··· Information supplied ···

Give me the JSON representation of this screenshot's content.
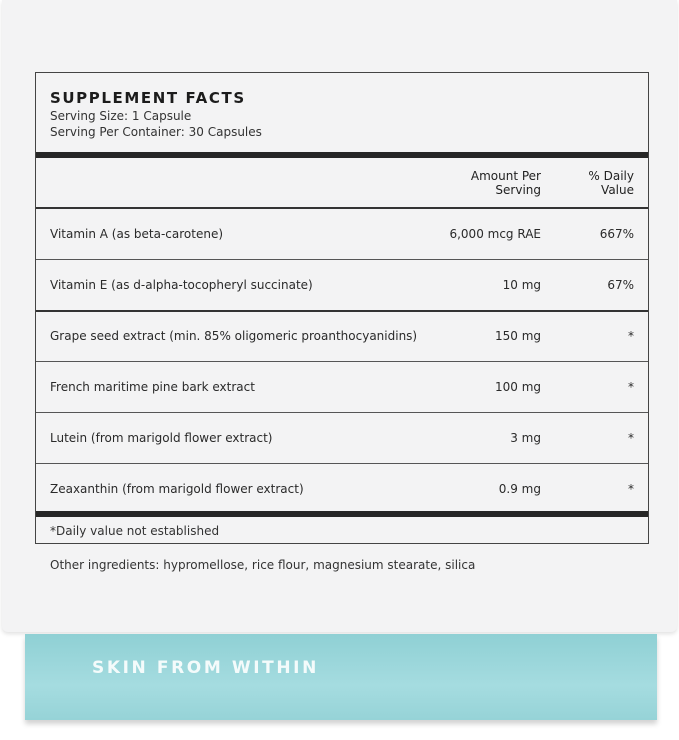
{
  "label": {
    "title": "SUPPLEMENT FACTS",
    "serving_size": "Serving Size: 1 Capsule",
    "servings_per_container": "Serving Per Container: 30 Capsules",
    "columns": {
      "amount_line1": "Amount Per",
      "amount_line2": "Serving",
      "dv_line1": "% Daily",
      "dv_line2": "Value"
    },
    "rows": [
      {
        "name": "Vitamin A (as beta-carotene)",
        "amount": "6,000 mcg RAE",
        "dv": "667%"
      },
      {
        "name": "Vitamin E (as d-alpha-tocopheryl succinate)",
        "amount": "10 mg",
        "dv": "67%"
      },
      {
        "name": "Grape seed extract (min. 85% oligomeric proanthocyanidins)",
        "amount": "150 mg",
        "dv": "*"
      },
      {
        "name": "French maritime pine bark extract",
        "amount": "100 mg",
        "dv": "*"
      },
      {
        "name": "Lutein (from marigold flower extract)",
        "amount": "3 mg",
        "dv": "*"
      },
      {
        "name": "Zeaxanthin (from marigold flower extract)",
        "amount": "0.9 mg",
        "dv": "*"
      }
    ],
    "footnote": "*Daily value not established",
    "other_ingredients": "Other ingredients: hypromellose, rice flour, magnesium stearate, silica"
  },
  "band": {
    "tagline": "SKIN FROM WITHIN",
    "color": "#9dd8dc"
  }
}
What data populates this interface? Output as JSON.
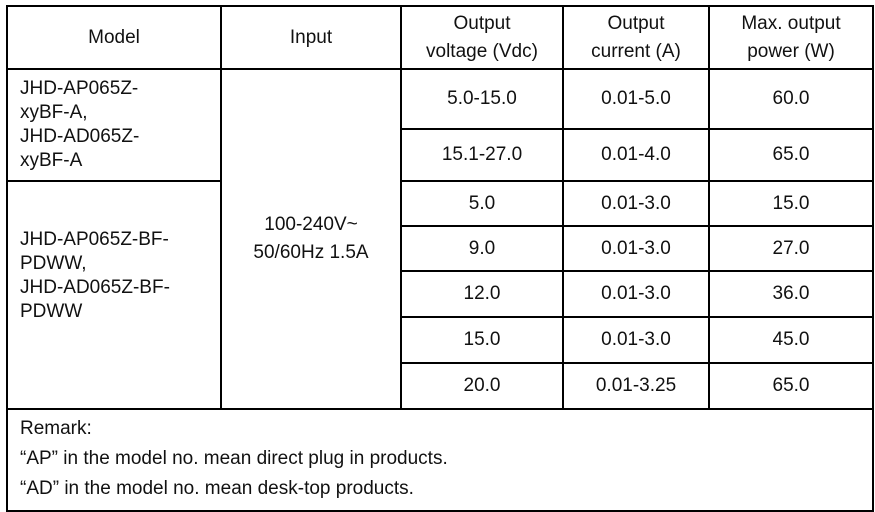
{
  "headers": [
    "Model",
    "Input",
    "Output voltage (Vdc)",
    "Output current (A)",
    "Max. output power (W)"
  ],
  "header_lines": {
    "voltage": [
      "Output",
      "voltage (Vdc)"
    ],
    "current": [
      "Output",
      "current (A)"
    ],
    "power": [
      "Max. output",
      "power (W)"
    ]
  },
  "input": [
    "100-240V~",
    "50/60Hz 1.5A"
  ],
  "groups": [
    {
      "model_lines": [
        "JHD-AP065Z-",
        "xyBF-A,",
        "JHD-AD065Z-",
        "xyBF-A"
      ],
      "rows": [
        {
          "voltage": "5.0-15.0",
          "current": "0.01-5.0",
          "power": "60.0"
        },
        {
          "voltage": "15.1-27.0",
          "current": "0.01-4.0",
          "power": "65.0"
        }
      ]
    },
    {
      "model_lines": [
        "JHD-AP065Z-BF-",
        "PDWW,",
        "JHD-AD065Z-BF-",
        "PDWW"
      ],
      "rows": [
        {
          "voltage": "5.0",
          "current": "0.01-3.0",
          "power": "15.0"
        },
        {
          "voltage": "9.0",
          "current": "0.01-3.0",
          "power": "27.0"
        },
        {
          "voltage": "12.0",
          "current": "0.01-3.0",
          "power": "36.0"
        },
        {
          "voltage": "15.0",
          "current": "0.01-3.0",
          "power": "45.0"
        },
        {
          "voltage": "20.0",
          "current": "0.01-3.25",
          "power": "65.0"
        }
      ]
    }
  ],
  "remark": {
    "title": "Remark:",
    "lines": [
      "“AP” in the model no. mean direct plug in products.",
      "“AD” in the model no. mean desk-top products."
    ]
  }
}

···

Exercise: Locate all lines that include the word "JSON" and copy them out.

Result of the task:
Give me the JSON representation of this screenshot's content.
What data populates this interface? Output as JSON.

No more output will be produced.